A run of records
..........
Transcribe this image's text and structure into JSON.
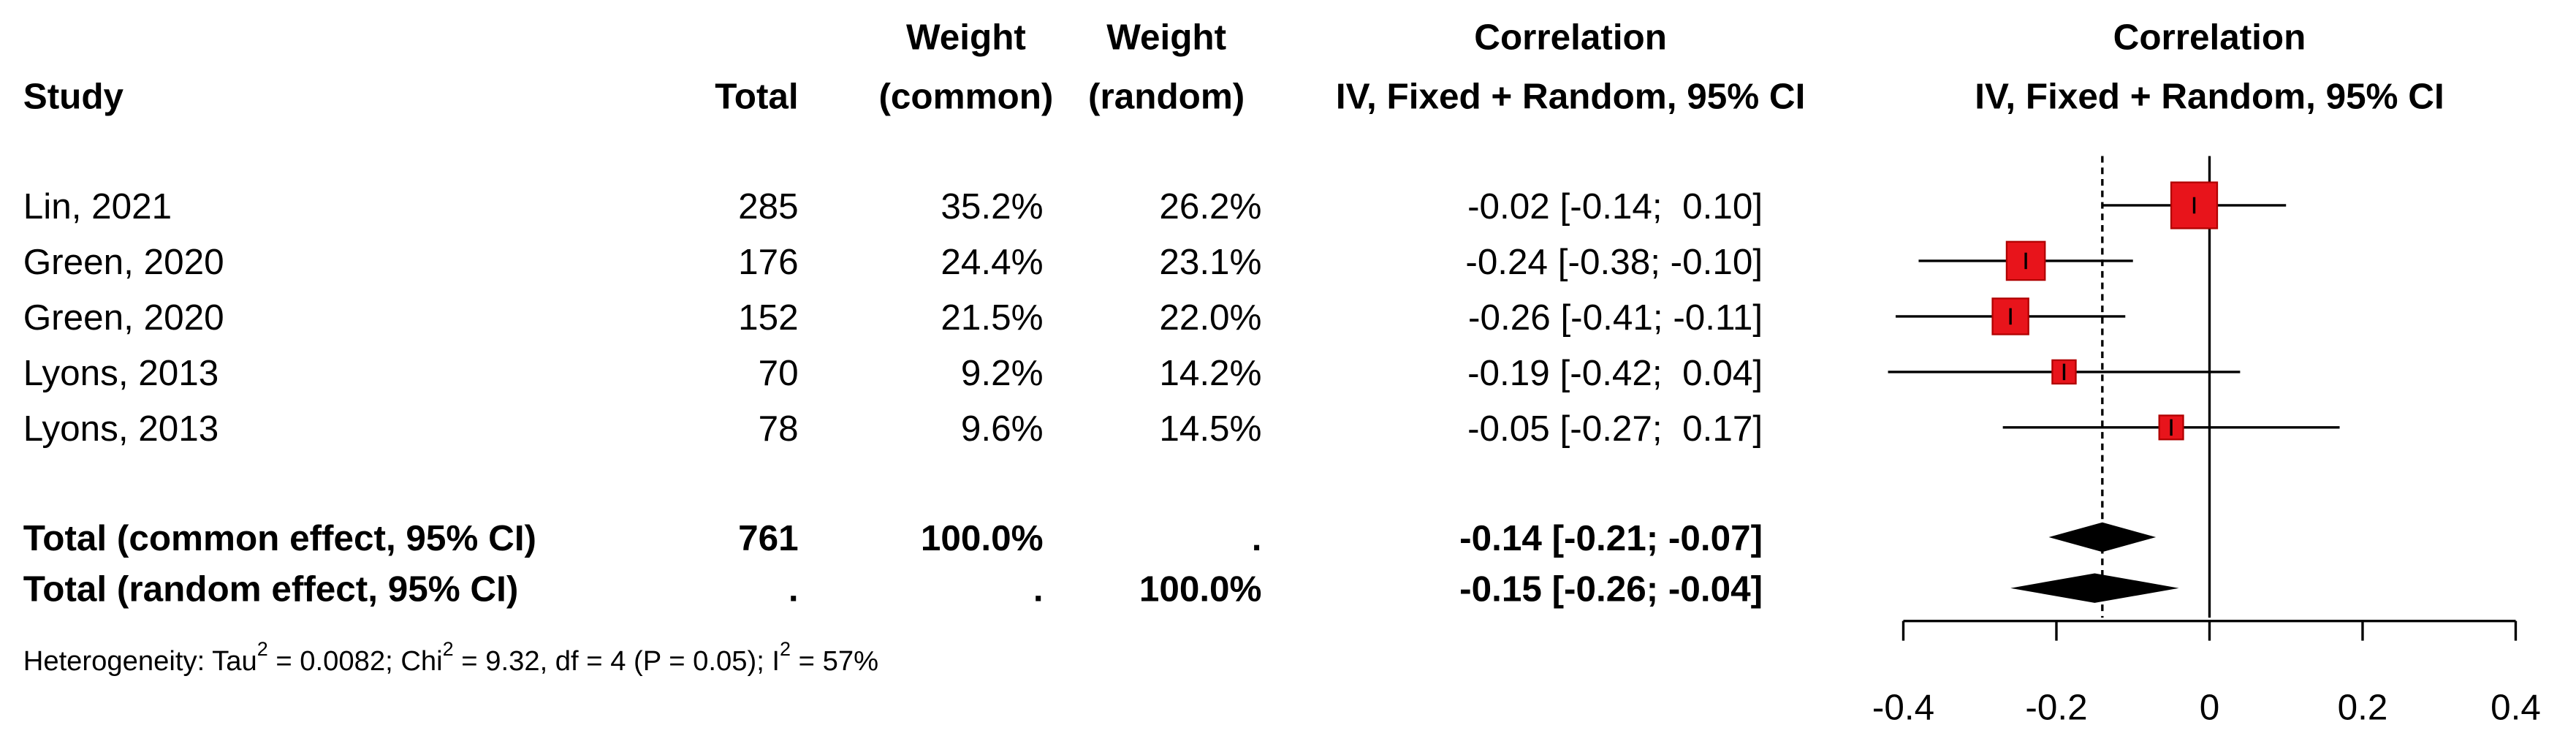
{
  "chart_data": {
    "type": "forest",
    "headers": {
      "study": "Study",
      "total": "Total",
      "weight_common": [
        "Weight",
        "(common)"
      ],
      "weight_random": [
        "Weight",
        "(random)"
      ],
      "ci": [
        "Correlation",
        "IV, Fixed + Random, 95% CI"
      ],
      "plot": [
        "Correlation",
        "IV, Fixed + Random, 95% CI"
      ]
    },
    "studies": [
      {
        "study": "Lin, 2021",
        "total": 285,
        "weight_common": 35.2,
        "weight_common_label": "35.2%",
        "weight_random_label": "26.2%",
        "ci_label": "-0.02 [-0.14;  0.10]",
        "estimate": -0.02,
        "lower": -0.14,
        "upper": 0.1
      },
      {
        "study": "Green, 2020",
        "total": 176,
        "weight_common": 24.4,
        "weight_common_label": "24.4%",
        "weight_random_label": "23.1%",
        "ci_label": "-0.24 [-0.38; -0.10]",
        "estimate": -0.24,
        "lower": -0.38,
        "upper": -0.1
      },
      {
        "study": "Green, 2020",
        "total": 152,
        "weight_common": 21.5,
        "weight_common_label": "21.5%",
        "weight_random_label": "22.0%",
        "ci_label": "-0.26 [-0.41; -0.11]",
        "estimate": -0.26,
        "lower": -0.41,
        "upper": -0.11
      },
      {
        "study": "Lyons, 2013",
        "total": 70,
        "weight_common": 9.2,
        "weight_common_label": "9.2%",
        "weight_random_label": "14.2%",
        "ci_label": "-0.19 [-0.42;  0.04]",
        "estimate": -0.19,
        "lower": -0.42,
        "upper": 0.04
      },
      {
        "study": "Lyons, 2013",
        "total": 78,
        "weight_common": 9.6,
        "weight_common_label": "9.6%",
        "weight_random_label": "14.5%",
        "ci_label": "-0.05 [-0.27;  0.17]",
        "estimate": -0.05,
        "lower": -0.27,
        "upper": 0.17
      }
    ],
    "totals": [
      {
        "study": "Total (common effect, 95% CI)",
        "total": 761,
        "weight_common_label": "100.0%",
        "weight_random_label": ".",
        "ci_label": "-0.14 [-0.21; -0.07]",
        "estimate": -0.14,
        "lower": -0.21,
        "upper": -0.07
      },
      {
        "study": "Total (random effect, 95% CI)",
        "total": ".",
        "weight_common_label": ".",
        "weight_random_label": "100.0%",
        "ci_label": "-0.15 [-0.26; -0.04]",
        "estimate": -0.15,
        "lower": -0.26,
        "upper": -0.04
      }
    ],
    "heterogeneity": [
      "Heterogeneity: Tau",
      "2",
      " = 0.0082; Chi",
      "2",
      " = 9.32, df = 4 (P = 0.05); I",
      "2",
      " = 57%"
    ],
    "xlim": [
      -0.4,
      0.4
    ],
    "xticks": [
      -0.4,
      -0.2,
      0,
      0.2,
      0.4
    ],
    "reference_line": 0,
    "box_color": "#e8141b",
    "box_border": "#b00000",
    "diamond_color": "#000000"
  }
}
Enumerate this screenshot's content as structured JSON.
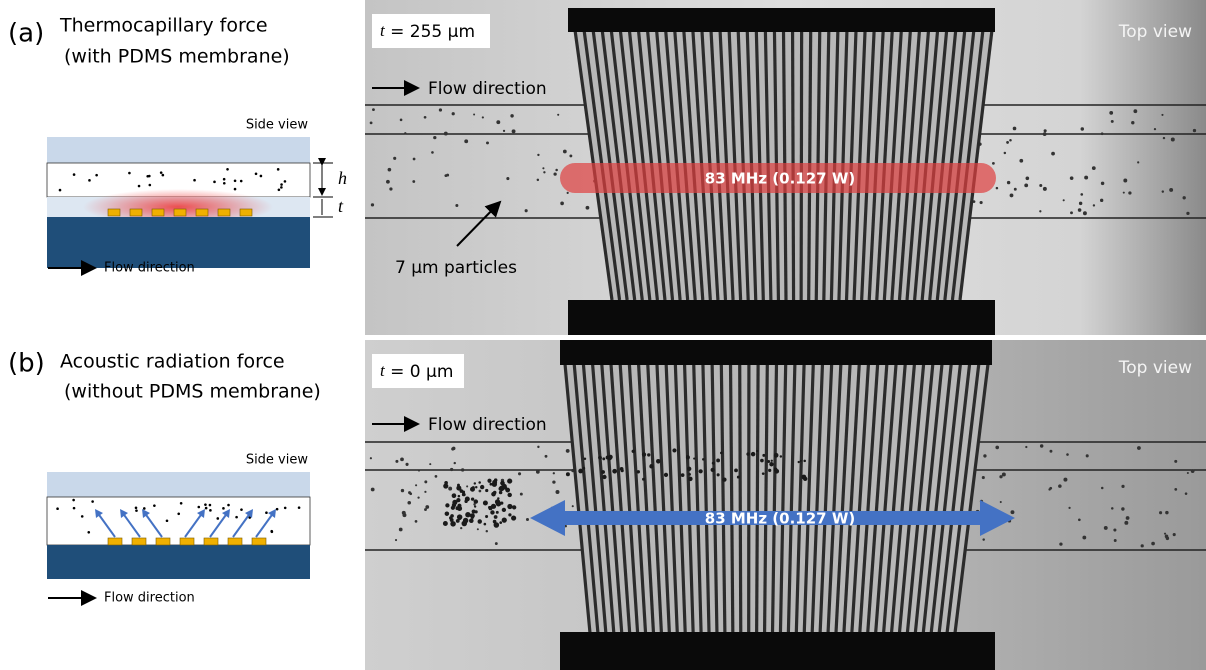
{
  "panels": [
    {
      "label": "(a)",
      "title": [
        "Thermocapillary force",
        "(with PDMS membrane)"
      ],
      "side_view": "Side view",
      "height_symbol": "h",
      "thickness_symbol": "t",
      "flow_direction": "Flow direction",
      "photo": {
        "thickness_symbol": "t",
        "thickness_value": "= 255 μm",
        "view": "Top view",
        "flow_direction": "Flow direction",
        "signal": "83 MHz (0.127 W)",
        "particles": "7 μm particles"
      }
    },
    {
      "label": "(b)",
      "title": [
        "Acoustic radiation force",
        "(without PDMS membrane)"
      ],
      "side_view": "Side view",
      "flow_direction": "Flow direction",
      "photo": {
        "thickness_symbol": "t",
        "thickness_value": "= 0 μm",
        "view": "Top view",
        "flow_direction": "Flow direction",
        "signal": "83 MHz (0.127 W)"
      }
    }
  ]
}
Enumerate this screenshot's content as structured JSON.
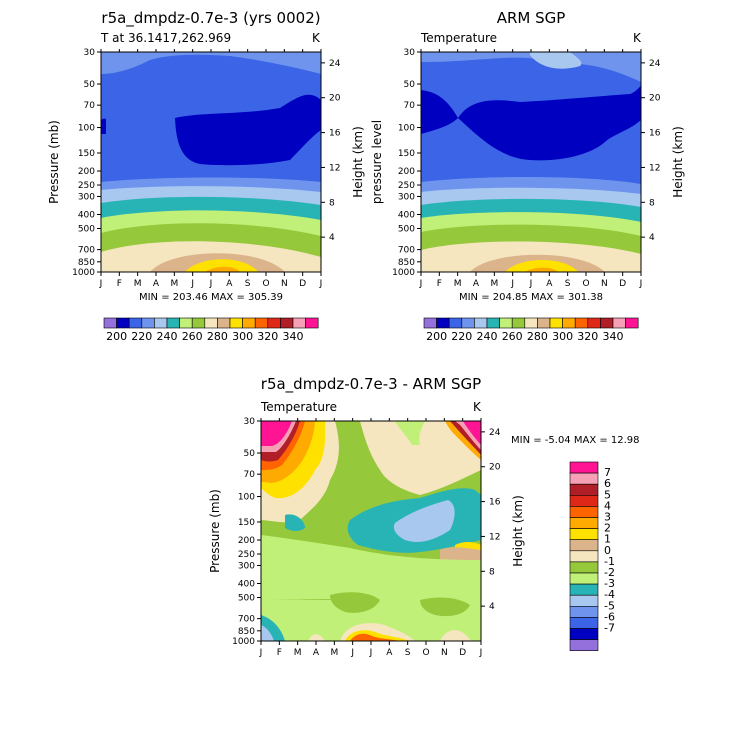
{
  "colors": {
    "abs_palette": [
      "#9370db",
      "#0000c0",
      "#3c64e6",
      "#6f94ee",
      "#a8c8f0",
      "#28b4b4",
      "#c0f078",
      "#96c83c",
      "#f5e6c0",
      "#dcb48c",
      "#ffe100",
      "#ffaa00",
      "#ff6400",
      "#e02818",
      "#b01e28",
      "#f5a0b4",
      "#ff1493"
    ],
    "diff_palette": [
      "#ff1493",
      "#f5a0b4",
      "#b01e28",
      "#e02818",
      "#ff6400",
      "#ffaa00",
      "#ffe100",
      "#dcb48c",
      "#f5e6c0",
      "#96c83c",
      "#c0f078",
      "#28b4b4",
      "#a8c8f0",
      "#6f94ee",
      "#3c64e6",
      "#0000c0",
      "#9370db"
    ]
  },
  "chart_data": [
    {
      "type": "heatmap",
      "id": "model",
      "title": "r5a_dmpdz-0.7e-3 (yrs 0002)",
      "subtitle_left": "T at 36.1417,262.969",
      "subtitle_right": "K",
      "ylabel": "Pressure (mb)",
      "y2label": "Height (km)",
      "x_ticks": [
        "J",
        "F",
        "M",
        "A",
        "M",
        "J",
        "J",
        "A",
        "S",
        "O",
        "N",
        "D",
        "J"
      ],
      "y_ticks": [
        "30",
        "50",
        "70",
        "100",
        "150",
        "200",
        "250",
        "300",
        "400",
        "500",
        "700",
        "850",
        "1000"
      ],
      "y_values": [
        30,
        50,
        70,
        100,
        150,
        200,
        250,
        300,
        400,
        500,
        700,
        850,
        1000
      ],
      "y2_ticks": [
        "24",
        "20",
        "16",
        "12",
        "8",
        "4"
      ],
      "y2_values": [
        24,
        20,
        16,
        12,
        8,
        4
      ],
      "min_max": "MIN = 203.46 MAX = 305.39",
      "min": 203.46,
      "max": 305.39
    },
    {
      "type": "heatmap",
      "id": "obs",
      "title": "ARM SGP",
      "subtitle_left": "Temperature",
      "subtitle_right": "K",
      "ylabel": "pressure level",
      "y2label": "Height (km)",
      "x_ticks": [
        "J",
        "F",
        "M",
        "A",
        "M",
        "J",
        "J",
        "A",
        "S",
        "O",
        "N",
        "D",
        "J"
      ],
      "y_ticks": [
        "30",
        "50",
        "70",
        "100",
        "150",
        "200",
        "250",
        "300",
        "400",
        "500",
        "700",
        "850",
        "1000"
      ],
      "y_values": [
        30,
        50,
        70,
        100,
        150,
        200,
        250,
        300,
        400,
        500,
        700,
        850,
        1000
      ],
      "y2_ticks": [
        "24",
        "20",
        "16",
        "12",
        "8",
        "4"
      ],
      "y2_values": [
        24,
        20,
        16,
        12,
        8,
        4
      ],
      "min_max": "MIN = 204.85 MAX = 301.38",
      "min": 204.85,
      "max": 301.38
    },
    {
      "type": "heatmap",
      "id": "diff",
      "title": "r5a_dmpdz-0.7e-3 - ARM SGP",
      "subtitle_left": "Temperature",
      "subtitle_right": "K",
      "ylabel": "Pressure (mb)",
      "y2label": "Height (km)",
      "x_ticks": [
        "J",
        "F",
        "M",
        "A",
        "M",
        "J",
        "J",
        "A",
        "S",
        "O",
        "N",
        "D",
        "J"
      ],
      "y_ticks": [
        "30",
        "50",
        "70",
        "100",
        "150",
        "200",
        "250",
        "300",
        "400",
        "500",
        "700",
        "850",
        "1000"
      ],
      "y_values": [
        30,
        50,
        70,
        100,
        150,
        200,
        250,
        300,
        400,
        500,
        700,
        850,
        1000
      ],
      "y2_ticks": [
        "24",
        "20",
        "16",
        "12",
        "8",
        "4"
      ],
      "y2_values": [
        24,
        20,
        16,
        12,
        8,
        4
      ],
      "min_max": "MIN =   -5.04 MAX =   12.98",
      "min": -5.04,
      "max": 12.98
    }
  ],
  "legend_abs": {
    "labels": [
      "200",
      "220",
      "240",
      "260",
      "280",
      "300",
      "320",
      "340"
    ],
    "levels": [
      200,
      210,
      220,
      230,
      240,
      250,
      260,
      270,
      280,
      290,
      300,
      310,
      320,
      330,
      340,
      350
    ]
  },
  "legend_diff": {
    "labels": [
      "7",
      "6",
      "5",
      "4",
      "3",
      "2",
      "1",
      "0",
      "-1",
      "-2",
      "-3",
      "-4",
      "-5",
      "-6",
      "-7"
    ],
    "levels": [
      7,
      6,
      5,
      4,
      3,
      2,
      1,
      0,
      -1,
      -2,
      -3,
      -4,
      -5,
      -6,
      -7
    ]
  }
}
..........
- **INSTRUCTIONS FOR THE TASK**
Collect each line holding the string "membrane".

- **TASK SOLUTION**
        "(with PDMS membrane)"
        "(without PDMS membrane)"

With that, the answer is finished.